• _WRITTEN PROBLEM_: What is the number of lines in the data holding the word "MARCA"? Give that number by itself.
DATA TO USE start
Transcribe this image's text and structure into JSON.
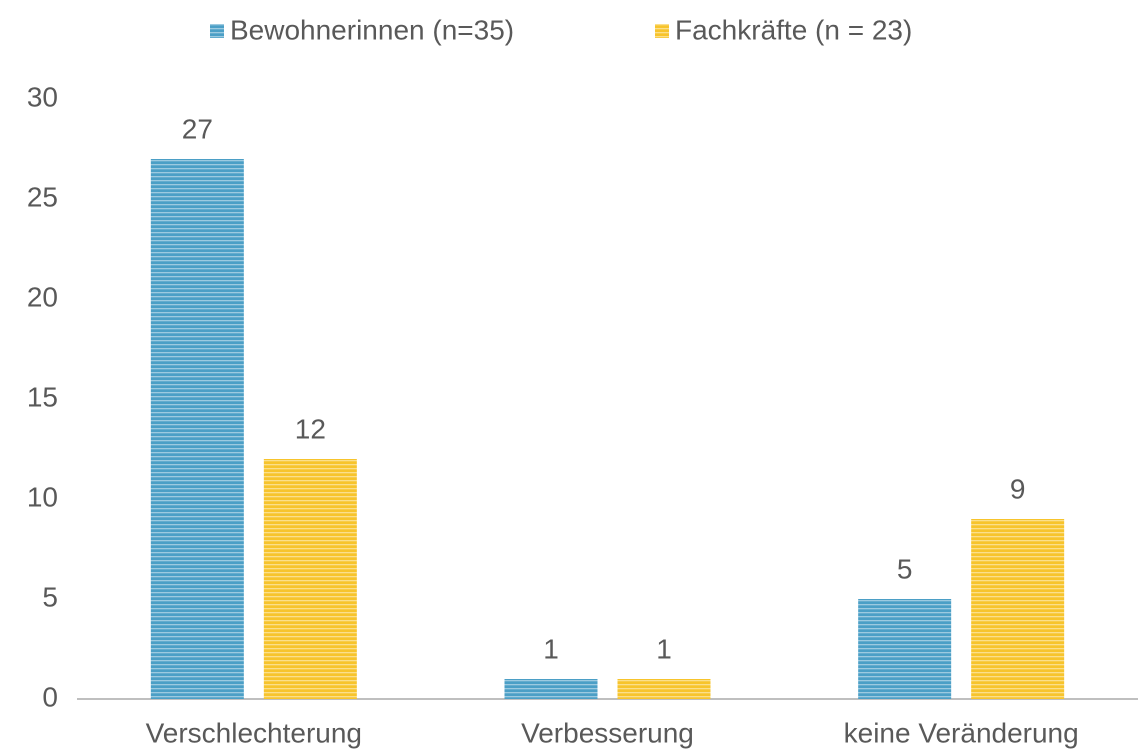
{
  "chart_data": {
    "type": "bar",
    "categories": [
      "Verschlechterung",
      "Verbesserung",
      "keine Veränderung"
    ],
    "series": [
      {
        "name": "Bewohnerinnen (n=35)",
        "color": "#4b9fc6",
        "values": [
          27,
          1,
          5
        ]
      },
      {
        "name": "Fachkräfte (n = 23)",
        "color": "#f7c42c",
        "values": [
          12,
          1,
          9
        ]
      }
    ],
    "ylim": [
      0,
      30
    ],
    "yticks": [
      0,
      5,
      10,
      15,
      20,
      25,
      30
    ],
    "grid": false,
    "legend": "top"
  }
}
DATA TO USE end
DATA TO USE start
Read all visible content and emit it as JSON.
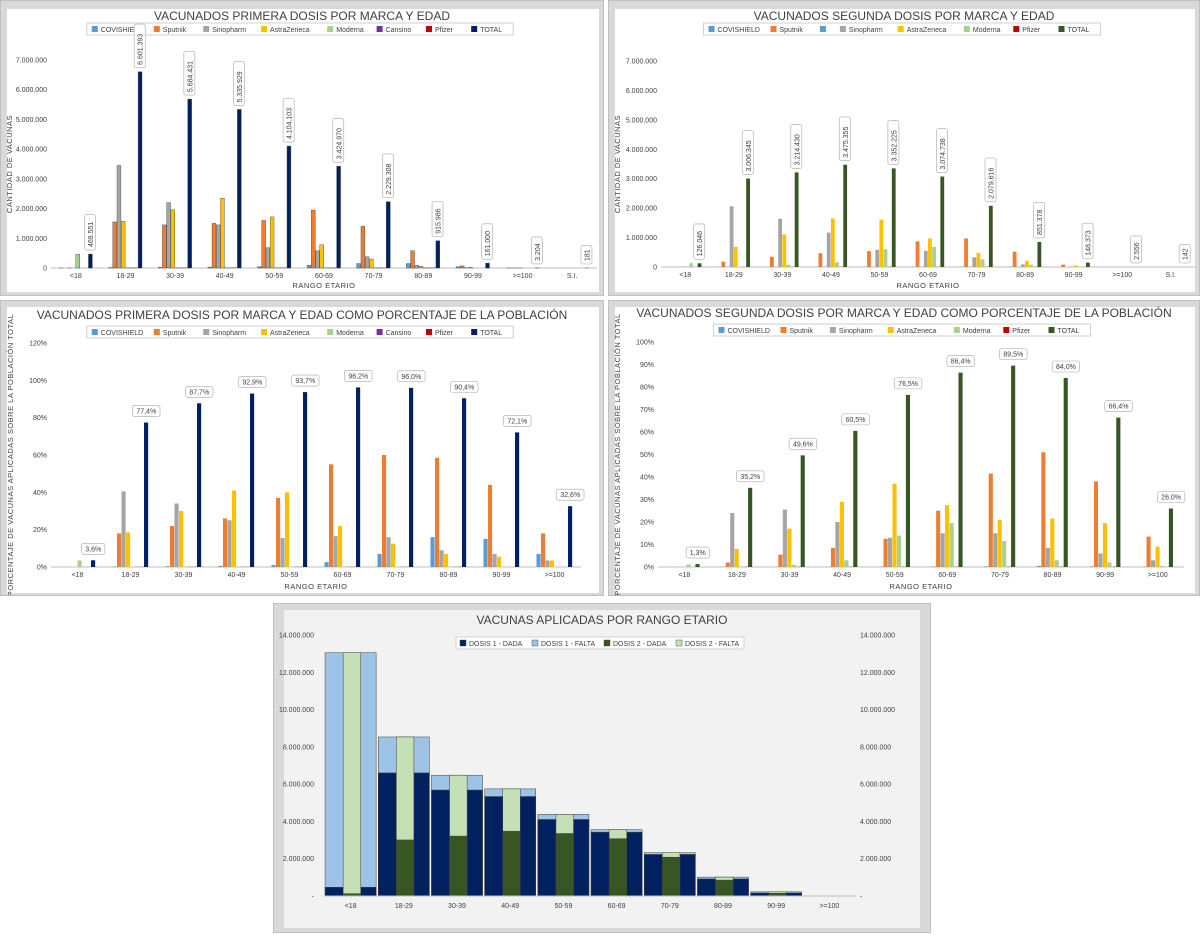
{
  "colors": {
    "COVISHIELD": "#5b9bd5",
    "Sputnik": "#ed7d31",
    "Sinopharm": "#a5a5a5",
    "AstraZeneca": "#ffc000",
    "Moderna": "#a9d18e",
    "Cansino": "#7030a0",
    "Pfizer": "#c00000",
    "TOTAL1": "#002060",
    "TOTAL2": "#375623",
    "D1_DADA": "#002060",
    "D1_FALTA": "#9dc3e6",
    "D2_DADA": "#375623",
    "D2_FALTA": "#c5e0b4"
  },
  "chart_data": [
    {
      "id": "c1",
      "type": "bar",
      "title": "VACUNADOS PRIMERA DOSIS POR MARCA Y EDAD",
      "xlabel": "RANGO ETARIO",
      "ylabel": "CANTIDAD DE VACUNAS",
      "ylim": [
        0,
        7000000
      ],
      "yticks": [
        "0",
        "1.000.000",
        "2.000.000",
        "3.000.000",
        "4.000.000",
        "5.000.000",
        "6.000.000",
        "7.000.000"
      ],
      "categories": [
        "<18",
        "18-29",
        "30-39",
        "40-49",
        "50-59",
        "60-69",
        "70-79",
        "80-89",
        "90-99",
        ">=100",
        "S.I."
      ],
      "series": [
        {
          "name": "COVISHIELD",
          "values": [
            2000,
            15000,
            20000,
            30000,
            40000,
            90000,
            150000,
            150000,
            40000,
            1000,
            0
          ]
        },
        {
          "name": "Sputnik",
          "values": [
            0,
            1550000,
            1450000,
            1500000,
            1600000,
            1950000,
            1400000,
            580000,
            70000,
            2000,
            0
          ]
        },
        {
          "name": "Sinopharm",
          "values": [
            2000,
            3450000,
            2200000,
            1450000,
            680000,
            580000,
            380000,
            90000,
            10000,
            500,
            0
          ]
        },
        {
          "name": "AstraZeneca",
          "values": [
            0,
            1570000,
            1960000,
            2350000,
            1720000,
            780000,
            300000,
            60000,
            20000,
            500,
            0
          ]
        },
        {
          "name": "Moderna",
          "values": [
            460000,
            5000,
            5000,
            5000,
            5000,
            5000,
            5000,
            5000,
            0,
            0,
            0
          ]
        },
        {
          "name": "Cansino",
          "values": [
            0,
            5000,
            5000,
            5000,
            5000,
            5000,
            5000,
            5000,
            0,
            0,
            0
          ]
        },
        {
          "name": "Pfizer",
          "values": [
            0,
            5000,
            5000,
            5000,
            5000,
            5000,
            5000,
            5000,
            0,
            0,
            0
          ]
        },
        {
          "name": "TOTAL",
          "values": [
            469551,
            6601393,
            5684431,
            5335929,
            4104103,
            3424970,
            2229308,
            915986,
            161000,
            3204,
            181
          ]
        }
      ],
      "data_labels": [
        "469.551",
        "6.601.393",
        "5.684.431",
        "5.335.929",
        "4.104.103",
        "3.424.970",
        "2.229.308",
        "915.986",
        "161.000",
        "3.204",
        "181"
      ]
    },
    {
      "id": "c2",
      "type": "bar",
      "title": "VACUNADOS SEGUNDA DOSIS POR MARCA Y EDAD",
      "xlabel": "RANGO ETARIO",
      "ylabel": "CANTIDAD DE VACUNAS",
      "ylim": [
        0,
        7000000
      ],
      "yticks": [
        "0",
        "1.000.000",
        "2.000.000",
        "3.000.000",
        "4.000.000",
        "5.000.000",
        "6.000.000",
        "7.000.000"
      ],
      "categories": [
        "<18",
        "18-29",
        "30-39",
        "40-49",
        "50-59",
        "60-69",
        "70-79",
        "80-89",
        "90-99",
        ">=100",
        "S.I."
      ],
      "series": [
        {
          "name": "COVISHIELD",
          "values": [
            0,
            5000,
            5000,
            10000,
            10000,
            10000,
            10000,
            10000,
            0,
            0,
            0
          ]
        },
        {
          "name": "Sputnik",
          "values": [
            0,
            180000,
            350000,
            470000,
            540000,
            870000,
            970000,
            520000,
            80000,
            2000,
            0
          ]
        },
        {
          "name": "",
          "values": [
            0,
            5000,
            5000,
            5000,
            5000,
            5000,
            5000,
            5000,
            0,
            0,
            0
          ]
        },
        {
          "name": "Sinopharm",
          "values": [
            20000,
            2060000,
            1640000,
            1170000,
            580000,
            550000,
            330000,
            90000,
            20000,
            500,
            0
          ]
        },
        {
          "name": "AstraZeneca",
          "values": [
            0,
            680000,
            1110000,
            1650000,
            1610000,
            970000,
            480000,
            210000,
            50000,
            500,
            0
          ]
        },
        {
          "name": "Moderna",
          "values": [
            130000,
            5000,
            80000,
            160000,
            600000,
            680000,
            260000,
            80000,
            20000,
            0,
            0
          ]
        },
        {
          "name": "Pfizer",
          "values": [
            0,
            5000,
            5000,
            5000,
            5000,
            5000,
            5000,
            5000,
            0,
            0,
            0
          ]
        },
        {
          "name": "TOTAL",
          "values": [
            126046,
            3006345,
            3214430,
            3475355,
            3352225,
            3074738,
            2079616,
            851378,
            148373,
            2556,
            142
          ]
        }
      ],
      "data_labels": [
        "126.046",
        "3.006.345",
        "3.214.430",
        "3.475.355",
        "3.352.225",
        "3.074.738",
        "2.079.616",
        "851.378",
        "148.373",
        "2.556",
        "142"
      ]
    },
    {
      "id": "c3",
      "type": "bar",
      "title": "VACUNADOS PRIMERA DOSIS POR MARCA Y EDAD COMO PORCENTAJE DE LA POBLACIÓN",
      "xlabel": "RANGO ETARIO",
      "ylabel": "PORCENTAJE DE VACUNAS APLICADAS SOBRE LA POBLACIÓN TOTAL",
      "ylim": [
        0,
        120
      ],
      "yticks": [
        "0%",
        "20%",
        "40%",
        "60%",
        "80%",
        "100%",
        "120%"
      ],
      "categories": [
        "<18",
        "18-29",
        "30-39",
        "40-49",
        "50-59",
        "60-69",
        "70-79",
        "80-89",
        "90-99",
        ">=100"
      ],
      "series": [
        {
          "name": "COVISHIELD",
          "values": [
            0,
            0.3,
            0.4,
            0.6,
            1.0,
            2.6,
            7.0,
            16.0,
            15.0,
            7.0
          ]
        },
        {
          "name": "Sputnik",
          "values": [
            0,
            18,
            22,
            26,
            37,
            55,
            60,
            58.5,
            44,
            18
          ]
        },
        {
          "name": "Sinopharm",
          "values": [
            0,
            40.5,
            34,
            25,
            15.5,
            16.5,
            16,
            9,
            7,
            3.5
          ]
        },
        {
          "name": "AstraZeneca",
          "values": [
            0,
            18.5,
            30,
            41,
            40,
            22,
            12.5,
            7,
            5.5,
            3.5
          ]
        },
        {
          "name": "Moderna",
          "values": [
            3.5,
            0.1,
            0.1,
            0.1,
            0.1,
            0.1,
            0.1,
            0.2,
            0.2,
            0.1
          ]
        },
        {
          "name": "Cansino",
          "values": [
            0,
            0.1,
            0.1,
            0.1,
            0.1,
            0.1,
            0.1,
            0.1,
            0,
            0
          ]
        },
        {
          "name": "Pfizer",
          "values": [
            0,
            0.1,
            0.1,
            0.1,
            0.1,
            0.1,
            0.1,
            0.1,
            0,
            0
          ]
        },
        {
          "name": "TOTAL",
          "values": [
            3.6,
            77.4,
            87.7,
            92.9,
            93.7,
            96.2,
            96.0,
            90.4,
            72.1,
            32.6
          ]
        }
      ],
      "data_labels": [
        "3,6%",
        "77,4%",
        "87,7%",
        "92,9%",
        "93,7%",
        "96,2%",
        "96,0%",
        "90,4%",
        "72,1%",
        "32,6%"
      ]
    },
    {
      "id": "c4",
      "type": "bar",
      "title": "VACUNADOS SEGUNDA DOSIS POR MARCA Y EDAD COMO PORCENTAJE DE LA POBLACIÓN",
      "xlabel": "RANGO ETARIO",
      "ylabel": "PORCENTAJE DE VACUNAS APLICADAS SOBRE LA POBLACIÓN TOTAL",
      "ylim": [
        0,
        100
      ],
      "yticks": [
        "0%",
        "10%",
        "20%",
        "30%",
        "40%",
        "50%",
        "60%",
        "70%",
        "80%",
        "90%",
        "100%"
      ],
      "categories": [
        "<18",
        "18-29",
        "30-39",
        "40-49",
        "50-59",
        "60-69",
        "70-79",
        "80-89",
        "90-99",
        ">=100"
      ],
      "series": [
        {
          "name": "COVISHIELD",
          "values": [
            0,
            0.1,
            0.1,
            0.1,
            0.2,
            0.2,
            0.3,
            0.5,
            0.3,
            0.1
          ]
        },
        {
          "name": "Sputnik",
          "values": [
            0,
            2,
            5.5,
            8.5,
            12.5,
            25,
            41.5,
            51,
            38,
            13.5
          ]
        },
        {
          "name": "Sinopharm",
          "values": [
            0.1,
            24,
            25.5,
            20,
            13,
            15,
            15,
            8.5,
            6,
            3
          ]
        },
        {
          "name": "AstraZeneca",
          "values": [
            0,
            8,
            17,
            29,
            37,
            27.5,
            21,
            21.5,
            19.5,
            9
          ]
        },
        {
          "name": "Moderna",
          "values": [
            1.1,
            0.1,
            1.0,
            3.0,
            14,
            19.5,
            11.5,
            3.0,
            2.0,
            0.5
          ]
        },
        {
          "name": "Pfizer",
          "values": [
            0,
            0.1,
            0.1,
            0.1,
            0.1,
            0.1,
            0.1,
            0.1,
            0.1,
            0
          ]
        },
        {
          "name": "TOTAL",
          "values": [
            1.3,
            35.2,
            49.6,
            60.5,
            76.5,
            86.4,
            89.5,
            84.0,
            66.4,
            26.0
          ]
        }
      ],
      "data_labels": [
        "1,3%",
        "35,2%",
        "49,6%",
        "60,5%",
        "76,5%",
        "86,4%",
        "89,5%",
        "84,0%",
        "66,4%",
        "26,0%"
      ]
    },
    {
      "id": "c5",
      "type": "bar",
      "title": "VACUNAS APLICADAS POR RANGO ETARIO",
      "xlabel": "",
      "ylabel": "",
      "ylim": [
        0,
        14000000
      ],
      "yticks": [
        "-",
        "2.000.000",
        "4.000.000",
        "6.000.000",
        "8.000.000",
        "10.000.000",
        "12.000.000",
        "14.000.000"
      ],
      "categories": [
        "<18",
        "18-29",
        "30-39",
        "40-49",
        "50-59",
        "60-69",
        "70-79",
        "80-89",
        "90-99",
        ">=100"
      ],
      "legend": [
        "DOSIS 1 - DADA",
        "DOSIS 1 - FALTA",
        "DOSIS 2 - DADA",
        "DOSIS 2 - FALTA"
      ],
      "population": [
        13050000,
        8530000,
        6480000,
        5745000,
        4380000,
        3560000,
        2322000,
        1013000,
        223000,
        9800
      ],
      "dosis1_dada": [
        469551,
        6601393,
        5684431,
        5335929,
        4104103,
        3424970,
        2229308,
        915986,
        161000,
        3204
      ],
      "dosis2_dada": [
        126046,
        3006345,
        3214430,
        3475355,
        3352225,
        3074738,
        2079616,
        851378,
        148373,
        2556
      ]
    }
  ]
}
DATA TO USE end
• _TASK RESPONSE_: 4